GIVEN EXERCISE:
Note how many lines contain "Roran" and give that number, with nothing else.

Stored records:
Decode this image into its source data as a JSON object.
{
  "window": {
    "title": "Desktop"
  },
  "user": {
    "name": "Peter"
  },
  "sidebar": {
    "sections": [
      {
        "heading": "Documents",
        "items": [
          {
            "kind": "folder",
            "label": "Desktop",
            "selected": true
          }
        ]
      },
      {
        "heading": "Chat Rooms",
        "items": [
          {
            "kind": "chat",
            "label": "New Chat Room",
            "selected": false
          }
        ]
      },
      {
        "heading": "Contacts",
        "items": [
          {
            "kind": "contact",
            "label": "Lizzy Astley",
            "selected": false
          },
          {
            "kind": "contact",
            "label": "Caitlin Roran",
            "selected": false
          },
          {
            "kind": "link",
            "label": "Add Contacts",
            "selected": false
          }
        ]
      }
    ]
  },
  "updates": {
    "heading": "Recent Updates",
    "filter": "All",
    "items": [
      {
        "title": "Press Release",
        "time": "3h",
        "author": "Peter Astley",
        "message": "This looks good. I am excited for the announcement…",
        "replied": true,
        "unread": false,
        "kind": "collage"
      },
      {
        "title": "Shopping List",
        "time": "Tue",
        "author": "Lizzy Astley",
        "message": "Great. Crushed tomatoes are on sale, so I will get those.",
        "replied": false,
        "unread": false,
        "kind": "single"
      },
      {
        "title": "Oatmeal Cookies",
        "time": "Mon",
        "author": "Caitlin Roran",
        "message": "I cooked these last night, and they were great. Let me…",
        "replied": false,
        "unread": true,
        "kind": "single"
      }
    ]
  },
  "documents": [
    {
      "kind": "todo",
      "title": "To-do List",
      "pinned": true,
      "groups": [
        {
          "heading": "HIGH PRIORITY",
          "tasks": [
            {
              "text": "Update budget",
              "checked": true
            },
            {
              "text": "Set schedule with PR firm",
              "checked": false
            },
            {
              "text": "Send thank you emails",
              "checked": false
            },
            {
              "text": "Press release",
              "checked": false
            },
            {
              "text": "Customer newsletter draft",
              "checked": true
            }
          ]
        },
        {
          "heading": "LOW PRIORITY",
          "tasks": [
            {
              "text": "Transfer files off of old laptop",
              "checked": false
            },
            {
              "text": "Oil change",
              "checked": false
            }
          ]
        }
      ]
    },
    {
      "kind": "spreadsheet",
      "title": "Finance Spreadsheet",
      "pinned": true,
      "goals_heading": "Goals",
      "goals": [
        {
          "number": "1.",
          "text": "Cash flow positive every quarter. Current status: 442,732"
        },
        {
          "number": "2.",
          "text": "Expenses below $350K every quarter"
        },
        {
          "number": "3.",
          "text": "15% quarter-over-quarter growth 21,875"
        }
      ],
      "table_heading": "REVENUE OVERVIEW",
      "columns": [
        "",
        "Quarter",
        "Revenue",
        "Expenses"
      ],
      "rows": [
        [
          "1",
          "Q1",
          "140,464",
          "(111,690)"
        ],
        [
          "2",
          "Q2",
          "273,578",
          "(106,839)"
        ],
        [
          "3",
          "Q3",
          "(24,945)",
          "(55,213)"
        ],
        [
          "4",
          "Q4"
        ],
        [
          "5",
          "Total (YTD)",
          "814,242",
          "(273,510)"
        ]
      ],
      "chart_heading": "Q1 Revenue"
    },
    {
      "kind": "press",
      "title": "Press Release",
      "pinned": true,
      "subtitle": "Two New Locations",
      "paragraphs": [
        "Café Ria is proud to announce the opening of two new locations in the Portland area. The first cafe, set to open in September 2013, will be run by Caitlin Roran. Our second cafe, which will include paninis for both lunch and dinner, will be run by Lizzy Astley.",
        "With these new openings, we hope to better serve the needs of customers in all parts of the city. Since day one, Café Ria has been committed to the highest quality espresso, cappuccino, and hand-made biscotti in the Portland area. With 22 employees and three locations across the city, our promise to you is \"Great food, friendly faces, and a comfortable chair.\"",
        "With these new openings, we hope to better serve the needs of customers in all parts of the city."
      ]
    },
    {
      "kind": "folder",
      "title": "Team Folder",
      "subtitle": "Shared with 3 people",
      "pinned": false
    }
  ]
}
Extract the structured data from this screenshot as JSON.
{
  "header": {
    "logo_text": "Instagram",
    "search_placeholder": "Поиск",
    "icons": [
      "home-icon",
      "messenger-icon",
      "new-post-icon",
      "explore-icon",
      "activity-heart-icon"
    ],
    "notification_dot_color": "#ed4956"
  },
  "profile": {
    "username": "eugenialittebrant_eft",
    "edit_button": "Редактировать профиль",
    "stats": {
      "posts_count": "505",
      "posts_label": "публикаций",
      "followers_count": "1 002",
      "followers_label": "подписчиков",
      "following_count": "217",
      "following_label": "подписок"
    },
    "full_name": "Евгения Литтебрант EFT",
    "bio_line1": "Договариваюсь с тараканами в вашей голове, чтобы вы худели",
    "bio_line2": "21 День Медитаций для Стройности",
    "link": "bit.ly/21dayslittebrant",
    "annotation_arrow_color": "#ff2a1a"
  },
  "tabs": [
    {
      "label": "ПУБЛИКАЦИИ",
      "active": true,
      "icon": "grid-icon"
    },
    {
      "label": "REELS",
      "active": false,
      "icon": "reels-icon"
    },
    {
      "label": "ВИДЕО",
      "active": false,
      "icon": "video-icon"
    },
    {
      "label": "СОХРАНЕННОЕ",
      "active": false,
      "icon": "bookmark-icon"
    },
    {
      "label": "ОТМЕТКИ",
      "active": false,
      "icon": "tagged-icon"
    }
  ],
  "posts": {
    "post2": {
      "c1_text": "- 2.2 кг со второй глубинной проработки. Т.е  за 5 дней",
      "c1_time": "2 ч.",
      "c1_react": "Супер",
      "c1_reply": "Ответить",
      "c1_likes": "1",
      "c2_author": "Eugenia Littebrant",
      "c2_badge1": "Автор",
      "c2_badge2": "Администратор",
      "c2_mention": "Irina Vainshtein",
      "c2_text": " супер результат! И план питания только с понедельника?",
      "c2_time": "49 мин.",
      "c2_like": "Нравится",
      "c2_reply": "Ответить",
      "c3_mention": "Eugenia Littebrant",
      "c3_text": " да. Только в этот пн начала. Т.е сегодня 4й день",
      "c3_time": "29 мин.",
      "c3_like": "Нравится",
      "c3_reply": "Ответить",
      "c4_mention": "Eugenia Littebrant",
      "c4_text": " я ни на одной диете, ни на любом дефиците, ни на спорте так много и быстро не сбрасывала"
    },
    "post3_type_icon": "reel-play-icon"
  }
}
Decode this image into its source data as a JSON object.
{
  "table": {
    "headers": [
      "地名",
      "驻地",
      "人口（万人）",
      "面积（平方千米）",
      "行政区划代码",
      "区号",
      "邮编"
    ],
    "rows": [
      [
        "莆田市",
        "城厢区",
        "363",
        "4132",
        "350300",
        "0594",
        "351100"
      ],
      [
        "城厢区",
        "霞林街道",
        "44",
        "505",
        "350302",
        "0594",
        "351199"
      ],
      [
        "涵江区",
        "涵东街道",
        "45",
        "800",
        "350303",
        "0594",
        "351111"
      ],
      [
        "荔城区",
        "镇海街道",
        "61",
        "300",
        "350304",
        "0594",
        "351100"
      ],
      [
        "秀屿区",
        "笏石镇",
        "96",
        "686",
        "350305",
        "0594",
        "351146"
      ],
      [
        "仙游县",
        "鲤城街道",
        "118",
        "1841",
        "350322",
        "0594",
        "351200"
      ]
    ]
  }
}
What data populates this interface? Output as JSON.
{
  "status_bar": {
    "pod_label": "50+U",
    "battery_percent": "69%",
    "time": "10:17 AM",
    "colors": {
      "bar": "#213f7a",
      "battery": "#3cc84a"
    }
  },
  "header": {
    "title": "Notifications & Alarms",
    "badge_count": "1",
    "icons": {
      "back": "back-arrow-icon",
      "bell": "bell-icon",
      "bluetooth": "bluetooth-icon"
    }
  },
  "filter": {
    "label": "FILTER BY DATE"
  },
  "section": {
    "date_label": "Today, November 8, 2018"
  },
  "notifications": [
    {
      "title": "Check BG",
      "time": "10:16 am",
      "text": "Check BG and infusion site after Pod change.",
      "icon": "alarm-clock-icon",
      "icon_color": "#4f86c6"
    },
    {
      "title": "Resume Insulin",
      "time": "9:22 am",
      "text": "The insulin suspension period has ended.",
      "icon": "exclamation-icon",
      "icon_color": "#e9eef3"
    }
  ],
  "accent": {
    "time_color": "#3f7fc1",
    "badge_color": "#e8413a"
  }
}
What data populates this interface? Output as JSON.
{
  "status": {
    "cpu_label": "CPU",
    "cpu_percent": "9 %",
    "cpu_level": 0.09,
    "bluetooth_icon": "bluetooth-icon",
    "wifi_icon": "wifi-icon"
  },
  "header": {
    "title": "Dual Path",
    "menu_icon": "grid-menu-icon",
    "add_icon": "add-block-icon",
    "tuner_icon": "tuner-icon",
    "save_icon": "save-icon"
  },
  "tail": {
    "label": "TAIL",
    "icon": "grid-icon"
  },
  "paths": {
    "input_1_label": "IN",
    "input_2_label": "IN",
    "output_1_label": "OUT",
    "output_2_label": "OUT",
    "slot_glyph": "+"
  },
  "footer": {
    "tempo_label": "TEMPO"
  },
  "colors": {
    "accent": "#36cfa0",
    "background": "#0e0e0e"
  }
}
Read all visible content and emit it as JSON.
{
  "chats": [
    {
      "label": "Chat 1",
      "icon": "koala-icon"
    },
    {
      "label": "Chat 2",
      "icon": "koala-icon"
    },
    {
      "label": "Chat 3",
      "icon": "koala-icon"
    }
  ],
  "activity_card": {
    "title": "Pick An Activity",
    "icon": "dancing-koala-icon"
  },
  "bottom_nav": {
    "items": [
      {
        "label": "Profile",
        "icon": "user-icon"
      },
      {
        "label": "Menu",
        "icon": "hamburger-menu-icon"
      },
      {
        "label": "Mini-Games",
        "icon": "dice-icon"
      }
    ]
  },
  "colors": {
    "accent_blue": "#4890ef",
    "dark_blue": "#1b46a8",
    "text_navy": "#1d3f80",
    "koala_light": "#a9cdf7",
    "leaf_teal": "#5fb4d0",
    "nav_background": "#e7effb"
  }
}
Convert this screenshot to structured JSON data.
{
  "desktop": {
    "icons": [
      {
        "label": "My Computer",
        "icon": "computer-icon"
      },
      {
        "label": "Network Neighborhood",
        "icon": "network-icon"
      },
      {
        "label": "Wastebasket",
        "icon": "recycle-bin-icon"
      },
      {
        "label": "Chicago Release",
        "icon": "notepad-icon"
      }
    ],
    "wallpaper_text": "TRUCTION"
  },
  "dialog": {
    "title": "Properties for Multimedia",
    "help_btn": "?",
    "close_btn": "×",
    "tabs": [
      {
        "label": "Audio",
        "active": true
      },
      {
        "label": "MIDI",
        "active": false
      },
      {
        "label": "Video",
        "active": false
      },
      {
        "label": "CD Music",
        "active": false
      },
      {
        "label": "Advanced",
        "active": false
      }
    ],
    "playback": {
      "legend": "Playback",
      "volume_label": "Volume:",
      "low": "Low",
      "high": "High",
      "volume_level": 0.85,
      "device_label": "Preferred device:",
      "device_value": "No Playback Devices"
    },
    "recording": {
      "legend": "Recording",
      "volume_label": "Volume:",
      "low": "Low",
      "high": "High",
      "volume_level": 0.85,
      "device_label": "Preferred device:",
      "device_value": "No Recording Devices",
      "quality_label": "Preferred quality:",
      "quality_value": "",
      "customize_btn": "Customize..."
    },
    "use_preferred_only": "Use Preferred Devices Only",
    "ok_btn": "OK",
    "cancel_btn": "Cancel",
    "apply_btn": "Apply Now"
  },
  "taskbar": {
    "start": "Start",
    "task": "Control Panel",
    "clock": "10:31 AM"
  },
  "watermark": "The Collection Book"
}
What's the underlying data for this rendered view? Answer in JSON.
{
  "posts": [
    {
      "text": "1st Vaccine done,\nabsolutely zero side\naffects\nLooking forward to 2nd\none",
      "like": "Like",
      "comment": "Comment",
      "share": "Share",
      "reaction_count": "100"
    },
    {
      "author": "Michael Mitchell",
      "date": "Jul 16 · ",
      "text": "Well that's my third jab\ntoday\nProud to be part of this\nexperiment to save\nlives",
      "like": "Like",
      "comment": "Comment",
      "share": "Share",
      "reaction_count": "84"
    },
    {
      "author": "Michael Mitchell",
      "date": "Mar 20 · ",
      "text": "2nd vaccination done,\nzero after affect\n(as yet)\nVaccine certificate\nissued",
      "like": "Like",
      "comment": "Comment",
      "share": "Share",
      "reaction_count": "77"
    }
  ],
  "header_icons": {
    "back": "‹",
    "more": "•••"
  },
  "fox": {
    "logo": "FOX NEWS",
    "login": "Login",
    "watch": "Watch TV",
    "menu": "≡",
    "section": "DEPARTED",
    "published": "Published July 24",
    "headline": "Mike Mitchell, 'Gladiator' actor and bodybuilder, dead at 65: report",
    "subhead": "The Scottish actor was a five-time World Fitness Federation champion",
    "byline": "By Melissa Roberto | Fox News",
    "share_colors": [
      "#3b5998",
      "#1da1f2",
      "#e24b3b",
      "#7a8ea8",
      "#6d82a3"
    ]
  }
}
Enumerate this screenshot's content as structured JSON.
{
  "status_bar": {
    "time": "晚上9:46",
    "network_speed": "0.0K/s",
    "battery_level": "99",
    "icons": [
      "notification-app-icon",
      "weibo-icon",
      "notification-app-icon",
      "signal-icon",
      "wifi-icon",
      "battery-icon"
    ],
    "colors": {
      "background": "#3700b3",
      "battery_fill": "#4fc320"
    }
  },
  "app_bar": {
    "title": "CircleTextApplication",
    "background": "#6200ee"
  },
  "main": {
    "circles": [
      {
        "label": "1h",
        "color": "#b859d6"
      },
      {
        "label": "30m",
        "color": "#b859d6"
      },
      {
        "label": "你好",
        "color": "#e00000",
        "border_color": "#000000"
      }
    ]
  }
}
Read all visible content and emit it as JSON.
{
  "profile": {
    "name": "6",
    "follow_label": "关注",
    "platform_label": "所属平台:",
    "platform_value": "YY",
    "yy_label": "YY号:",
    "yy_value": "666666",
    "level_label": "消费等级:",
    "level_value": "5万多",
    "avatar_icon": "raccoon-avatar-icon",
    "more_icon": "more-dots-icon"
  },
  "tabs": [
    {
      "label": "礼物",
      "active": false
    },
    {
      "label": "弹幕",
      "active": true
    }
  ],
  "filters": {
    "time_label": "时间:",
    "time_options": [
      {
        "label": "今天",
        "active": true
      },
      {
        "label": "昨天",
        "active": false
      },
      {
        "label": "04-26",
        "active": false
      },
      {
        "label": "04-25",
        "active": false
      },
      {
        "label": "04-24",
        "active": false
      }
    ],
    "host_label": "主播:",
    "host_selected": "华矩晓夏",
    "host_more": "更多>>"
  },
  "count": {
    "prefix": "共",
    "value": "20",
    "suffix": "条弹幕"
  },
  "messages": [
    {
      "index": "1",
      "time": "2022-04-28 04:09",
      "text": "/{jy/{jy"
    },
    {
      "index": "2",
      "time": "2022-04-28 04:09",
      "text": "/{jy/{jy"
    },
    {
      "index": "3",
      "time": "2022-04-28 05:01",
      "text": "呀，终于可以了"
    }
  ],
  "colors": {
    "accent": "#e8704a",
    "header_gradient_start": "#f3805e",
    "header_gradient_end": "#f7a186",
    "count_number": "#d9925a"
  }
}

EXERCISE SOLUTION:
3